## WRITTEN INSTRUCTION
Return the listing below in full, with every line exactly as it is.

## MATERIAL SHOWN

******

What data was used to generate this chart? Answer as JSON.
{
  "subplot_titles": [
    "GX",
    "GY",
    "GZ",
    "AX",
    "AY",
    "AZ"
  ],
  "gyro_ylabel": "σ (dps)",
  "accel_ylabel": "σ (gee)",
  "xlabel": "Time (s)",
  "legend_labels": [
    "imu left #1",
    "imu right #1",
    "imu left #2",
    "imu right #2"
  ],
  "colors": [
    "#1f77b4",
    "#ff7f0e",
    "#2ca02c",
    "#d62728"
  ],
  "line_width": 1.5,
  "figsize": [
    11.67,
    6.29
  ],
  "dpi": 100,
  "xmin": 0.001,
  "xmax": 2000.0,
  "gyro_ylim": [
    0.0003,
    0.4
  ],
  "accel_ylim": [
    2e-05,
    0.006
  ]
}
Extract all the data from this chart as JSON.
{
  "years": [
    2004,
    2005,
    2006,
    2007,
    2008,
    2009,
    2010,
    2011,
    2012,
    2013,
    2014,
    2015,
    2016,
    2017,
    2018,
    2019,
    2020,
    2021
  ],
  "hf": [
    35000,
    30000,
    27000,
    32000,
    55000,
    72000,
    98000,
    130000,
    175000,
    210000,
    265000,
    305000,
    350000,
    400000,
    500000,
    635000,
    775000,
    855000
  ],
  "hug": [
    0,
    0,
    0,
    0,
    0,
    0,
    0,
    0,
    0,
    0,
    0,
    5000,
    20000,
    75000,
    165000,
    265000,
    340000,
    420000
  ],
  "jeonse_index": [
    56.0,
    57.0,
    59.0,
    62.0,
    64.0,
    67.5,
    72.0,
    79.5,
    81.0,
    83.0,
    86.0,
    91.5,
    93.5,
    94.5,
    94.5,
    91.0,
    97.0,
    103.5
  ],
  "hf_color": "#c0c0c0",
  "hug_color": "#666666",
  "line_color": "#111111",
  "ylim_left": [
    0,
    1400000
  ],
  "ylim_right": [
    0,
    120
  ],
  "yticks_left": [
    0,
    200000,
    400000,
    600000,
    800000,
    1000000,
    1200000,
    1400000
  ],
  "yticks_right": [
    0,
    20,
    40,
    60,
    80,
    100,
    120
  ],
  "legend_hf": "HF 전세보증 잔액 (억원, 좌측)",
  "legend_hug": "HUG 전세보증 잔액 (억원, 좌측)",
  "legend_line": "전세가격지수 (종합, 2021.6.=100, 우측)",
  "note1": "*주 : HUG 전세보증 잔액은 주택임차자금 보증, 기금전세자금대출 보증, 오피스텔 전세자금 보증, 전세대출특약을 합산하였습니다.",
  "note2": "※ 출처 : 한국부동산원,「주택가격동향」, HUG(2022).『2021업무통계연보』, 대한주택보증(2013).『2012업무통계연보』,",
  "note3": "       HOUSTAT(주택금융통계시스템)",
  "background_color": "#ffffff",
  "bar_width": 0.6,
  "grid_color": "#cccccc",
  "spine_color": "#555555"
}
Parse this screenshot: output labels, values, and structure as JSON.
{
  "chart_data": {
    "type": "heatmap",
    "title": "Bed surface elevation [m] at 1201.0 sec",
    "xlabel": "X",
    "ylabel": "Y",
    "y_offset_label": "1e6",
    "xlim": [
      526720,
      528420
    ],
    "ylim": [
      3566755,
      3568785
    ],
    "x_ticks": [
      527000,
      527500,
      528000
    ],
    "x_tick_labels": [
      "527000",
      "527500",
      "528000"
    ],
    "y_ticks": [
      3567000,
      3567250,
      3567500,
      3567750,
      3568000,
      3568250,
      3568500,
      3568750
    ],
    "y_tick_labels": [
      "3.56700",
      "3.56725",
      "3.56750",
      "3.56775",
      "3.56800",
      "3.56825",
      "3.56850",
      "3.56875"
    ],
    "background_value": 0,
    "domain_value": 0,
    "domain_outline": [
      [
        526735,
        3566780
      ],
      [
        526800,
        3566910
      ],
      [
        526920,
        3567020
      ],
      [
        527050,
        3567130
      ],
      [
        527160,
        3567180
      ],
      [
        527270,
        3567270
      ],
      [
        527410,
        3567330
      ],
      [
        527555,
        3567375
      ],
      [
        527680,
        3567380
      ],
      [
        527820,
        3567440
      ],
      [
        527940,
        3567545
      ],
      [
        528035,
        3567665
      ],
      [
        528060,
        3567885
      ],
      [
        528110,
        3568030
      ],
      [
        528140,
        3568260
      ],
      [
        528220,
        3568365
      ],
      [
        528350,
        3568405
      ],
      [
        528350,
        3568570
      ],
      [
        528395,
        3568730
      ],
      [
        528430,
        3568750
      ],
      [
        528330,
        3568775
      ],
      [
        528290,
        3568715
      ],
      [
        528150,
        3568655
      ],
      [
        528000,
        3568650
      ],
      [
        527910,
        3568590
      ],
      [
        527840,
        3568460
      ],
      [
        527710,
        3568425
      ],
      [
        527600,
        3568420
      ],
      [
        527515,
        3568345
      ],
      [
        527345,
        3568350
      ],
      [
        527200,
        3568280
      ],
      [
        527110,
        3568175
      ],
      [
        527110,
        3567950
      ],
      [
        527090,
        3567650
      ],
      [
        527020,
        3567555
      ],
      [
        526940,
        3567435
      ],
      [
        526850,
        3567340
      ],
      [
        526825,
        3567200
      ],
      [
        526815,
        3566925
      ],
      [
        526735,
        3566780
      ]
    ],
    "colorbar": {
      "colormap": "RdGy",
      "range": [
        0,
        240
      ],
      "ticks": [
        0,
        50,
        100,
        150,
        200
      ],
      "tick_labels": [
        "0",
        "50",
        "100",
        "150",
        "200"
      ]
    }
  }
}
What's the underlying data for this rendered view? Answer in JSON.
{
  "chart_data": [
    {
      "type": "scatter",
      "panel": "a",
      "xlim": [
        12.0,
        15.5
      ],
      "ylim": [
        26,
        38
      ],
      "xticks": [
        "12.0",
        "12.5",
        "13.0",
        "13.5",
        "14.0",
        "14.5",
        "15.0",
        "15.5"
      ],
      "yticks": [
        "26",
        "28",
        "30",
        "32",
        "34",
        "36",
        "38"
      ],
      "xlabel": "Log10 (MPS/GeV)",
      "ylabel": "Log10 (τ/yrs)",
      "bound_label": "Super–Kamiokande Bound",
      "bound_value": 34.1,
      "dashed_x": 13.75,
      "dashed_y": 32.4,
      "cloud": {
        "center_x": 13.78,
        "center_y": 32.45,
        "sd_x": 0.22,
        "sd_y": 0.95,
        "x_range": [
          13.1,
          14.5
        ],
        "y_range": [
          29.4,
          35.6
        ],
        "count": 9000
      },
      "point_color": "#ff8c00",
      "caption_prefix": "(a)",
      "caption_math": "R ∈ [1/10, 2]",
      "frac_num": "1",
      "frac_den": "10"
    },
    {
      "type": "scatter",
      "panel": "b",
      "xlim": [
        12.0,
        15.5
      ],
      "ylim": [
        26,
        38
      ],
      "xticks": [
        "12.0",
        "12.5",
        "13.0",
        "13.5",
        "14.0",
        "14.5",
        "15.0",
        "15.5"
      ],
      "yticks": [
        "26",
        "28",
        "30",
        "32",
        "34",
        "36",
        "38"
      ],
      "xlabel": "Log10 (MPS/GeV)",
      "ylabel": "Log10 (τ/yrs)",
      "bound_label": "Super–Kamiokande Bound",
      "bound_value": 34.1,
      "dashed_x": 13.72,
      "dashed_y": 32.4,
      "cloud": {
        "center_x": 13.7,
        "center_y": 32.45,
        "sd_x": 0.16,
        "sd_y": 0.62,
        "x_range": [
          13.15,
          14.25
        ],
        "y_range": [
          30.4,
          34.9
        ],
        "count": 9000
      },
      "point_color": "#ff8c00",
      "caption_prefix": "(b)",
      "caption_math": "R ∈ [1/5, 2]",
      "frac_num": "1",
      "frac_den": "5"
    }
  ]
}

******

## ANSWER
What data was used to generate this chart? Answer as JSON.
{
  "subplot_titles": [
    "GX",
    "GY",
    "GZ",
    "AX",
    "AY",
    "AZ"
  ],
  "gyro_ylabel": "σ (dps)",
  "accel_ylabel": "σ (gee)",
  "xlabel": "Time (s)",
  "legend_labels": [
    "imu left #1",
    "imu right #1",
    "imu left #2",
    "imu right #2"
  ],
  "colors": [
    "#1f77b4",
    "#ff7f0e",
    "#2ca02c",
    "#d62728"
  ],
  "line_width": 1.5,
  "figsize": [
    11.67,
    6.29
  ],
  "dpi": 100,
  "xmin": 0.001,
  "xmax": 2000.0,
  "gyro_ylim": [
    0.0003,
    0.4
  ],
  "accel_ylim": [
    2e-05,
    0.006
  ]
}
Extract all the data from this chart as JSON.
{
  "years": [
    2004,
    2005,
    2006,
    2007,
    2008,
    2009,
    2010,
    2011,
    2012,
    2013,
    2014,
    2015,
    2016,
    2017,
    2018,
    2019,
    2020,
    2021
  ],
  "hf": [
    35000,
    30000,
    27000,
    32000,
    55000,
    72000,
    98000,
    130000,
    175000,
    210000,
    265000,
    305000,
    350000,
    400000,
    500000,
    635000,
    775000,
    855000
  ],
  "hug": [
    0,
    0,
    0,
    0,
    0,
    0,
    0,
    0,
    0,
    0,
    0,
    5000,
    20000,
    75000,
    165000,
    265000,
    340000,
    420000
  ],
  "jeonse_index": [
    56.0,
    57.0,
    59.0,
    62.0,
    64.0,
    67.5,
    72.0,
    79.5,
    81.0,
    83.0,
    86.0,
    91.5,
    93.5,
    94.5,
    94.5,
    91.0,
    97.0,
    103.5
  ],
  "hf_color": "#c0c0c0",
  "hug_color": "#666666",
  "line_color": "#111111",
  "ylim_left": [
    0,
    1400000
  ],
  "ylim_right": [
    0,
    120
  ],
  "yticks_left": [
    0,
    200000,
    400000,
    600000,
    800000,
    1000000,
    1200000,
    1400000
  ],
  "yticks_right": [
    0,
    20,
    40,
    60,
    80,
    100,
    120
  ],
  "legend_hf": "HF 전세보증 잔액 (억원, 좌측)",
  "legend_hug": "HUG 전세보증 잔액 (억원, 좌측)",
  "legend_line": "전세가격지수 (종합, 2021.6.=100, 우측)",
  "note1": "*주 : HUG 전세보증 잔액은 주택임차자금 보증, 기금전세자금대출 보증, 오피스텔 전세자금 보증, 전세대출특약을 합산하였습니다.",
  "note2": "※ 출처 : 한국부동산원,「주택가격동향」, HUG(2022).『2021업무통계연보』, 대한주택보증(2013).『2012업무통계연보』,",
  "note3": "       HOUSTAT(주택금융통계시스템)",
  "background_color": "#ffffff",
  "bar_width": 0.6,
  "grid_color": "#cccccc",
  "spine_color": "#555555"
}
Parse this screenshot: output labels, values, and structure as JSON.
{
  "chart_data": {
    "type": "heatmap",
    "title": "Bed surface elevation [m] at 1201.0 sec",
    "xlabel": "X",
    "ylabel": "Y",
    "y_offset_label": "1e6",
    "xlim": [
      526720,
      528420
    ],
    "ylim": [
      3566755,
      3568785
    ],
    "x_ticks": [
      527000,
      527500,
      528000
    ],
    "x_tick_labels": [
      "527000",
      "527500",
      "528000"
    ],
    "y_ticks": [
      3567000,
      3567250,
      3567500,
      3567750,
      3568000,
      3568250,
      3568500,
      3568750
    ],
    "y_tick_labels": [
      "3.56700",
      "3.56725",
      "3.56750",
      "3.56775",
      "3.56800",
      "3.56825",
      "3.56850",
      "3.56875"
    ],
    "background_value": 0,
    "domain_value": 0,
    "domain_outline": [
      [
        526735,
        3566780
      ],
      [
        526800,
        3566910
      ],
      [
        526920,
        3567020
      ],
      [
        527050,
        3567130
      ],
      [
        527160,
        3567180
      ],
      [
        527270,
        3567270
      ],
      [
        527410,
        3567330
      ],
      [
        527555,
        3567375
      ],
      [
        527680,
        3567380
      ],
      [
        527820,
        3567440
      ],
      [
        527940,
        3567545
      ],
      [
        528035,
        3567665
      ],
      [
        528060,
        3567885
      ],
      [
        528110,
        3568030
      ],
      [
        528140,
        3568260
      ],
      [
        528220,
        3568365
      ],
      [
        528350,
        3568405
      ],
      [
        528350,
        3568570
      ],
      [
        528395,
        3568730
      ],
      [
        528430,
        3568750
      ],
      [
        528330,
        3568775
      ],
      [
        528290,
        3568715
      ],
      [
        528150,
        3568655
      ],
      [
        528000,
        3568650
      ],
      [
        527910,
        3568590
      ],
      [
        527840,
        3568460
      ],
      [
        527710,
        3568425
      ],
      [
        527600,
        3568420
      ],
      [
        527515,
        3568345
      ],
      [
        527345,
        3568350
      ],
      [
        527200,
        3568280
      ],
      [
        527110,
        3568175
      ],
      [
        527110,
        3567950
      ],
      [
        527090,
        3567650
      ],
      [
        527020,
        3567555
      ],
      [
        526940,
        3567435
      ],
      [
        526850,
        3567340
      ],
      [
        526825,
        3567200
      ],
      [
        526815,
        3566925
      ],
      [
        526735,
        3566780
      ]
    ],
    "colorbar": {
      "colormap": "RdGy",
      "range": [
        0,
        240
      ],
      "ticks": [
        0,
        50,
        100,
        150,
        200
      ],
      "tick_labels": [
        "0",
        "50",
        "100",
        "150",
        "200"
      ]
    }
  }
}
What's the underlying data for this rendered view? Answer in JSON.
{
  "chart_data": [
    {
      "type": "scatter",
      "panel": "a",
      "xlim": [
        12.0,
        15.5
      ],
      "ylim": [
        26,
        38
      ],
      "xticks": [
        "12.0",
        "12.5",
        "13.0",
        "13.5",
        "14.0",
        "14.5",
        "15.0",
        "15.5"
      ],
      "yticks": [
        "26",
        "28",
        "30",
        "32",
        "34",
        "36",
        "38"
      ],
      "xlabel": "Log10 (MPS/GeV)",
      "ylabel": "Log10 (τ/yrs)",
      "bound_label": "Super–Kamiokande Bound",
      "bound_value": 34.1,
      "dashed_x": 13.75,
      "dashed_y": 32.4,
      "cloud": {
        "center_x": 13.78,
        "center_y": 32.45,
        "sd_x": 0.22,
        "sd_y": 0.95,
        "x_range": [
          13.1,
          14.5
        ],
        "y_range": [
          29.4,
          35.6
        ],
        "count": 9000
      },
      "point_color": "#ff8c00",
      "caption_prefix": "(a)",
      "caption_math": "R ∈ [1/10, 2]",
      "frac_num": "1",
      "frac_den": "10"
    },
    {
      "type": "scatter",
      "panel": "b",
      "xlim": [
        12.0,
        15.5
      ],
      "ylim": [
        26,
        38
      ],
      "xticks": [
        "12.0",
        "12.5",
        "13.0",
        "13.5",
        "14.0",
        "14.5",
        "15.0",
        "15.5"
      ],
      "yticks": [
        "26",
        "28",
        "30",
        "32",
        "34",
        "36",
        "38"
      ],
      "xlabel": "Log10 (MPS/GeV)",
      "ylabel": "Log10 (τ/yrs)",
      "bound_label": "Super–Kamiokande Bound",
      "bound_value": 34.1,
      "dashed_x": 13.72,
      "dashed_y": 32.4,
      "cloud": {
        "center_x": 13.7,
        "center_y": 32.45,
        "sd_x": 0.16,
        "sd_y": 0.62,
        "x_range": [
          13.15,
          14.25
        ],
        "y_range": [
          30.4,
          34.9
        ],
        "count": 9000
      },
      "point_color": "#ff8c00",
      "caption_prefix": "(b)",
      "caption_math": "R ∈ [1/5, 2]",
      "frac_num": "1",
      "frac_den": "5"
    }
  ]
}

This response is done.